Dataset entries

········

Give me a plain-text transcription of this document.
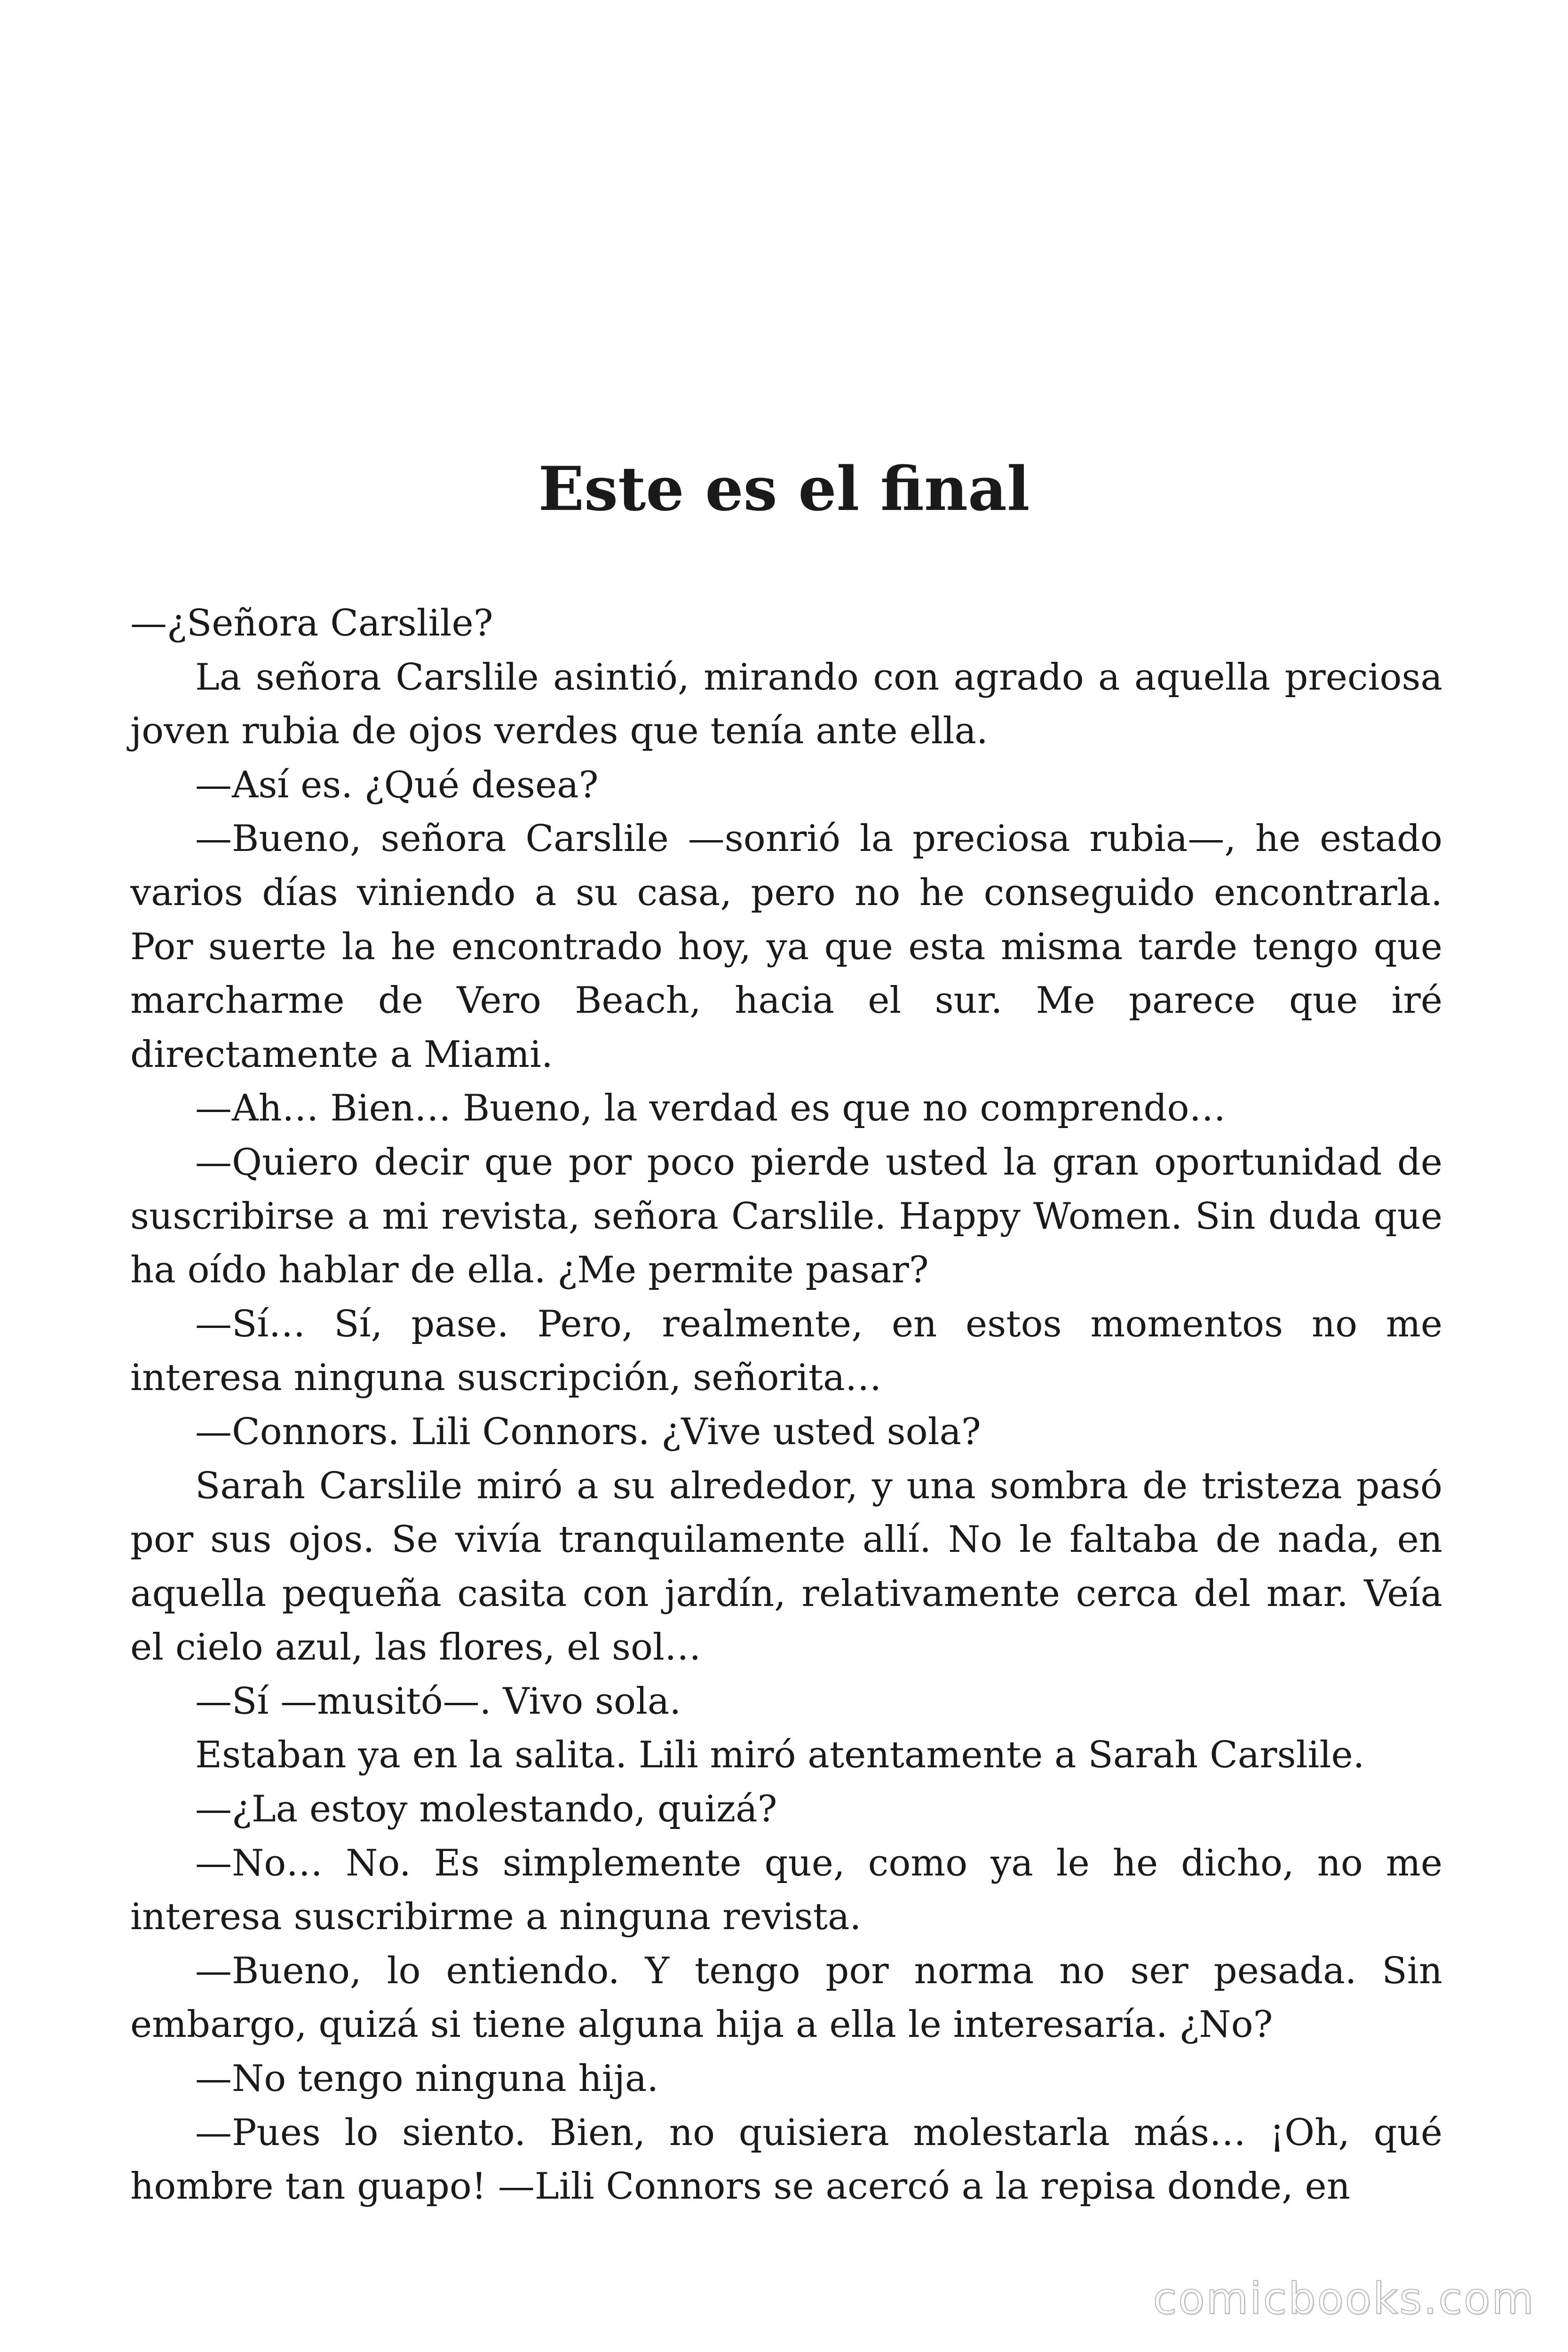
Este es el final

—¿Señora Carslile?

La señora Carslile asintió, mirando con agrado a aquella preciosa joven rubia de ojos verdes que tenía ante ella.

—Así es. ¿Qué desea?

—Bueno, señora Carslile —sonrió la preciosa rubia—, he estado varios días viniendo a su casa, pero no he conseguido encontrarla. Por suerte la he encontrado hoy, ya que esta misma tarde tengo que marcharme de Vero Beach, hacia el sur. Me parece que iré directamente a Miami.

—Ah… Bien… Bueno, la verdad es que no comprendo…

—Quiero decir que por poco pierde usted la gran oportunidad de suscribirse a mi revista, señora Carslile. Happy Women. Sin duda que ha oído hablar de ella. ¿Me permite pasar?

—Sí… Sí, pase. Pero, realmente, en estos momentos no me interesa ninguna suscripción, señorita…

—Connors. Lili Connors. ¿Vive usted sola?

Sarah Carslile miró a su alrededor, y una sombra de tristeza pasó por sus ojos. Se vivía tranquilamente allí. No le faltaba de nada, en aquella pequeña casita con jardín, relativamente cerca del mar. Veía el cielo azul, las flores, el sol…

—Sí —musitó—. Vivo sola.

Estaban ya en la salita. Lili miró atentamente a Sarah Carslile.

—¿La estoy molestando, quizá?

—No… No. Es simplemente que, como ya le he dicho, no me interesa suscribirme a ninguna revista.

—Bueno, lo entiendo. Y tengo por norma no ser pesada. Sin embargo, quizá si tiene alguna hija a ella le interesaría. ¿No?

—No tengo ninguna hija.

—Pues lo siento. Bien, no quisiera molestarla más… ¡Oh, qué hombre tan guapo! —Lili Connors se acercó a la repisa donde, en

comicbooks.com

········

## WHAT YOU WILL DO
From the material above, gather all lines that include the string "Lili" and copy them.

## TASK ANSWER
—Connors. Lili Connors. ¿Vive usted sola?
Estaban ya en la salita. Lili miró atentamente a Sarah Carslile.
—Pues lo siento. Bien, no quisiera molestarla más… ¡Oh, qué hombre tan guapo! —Lili Connors se acercó a la repisa donde, en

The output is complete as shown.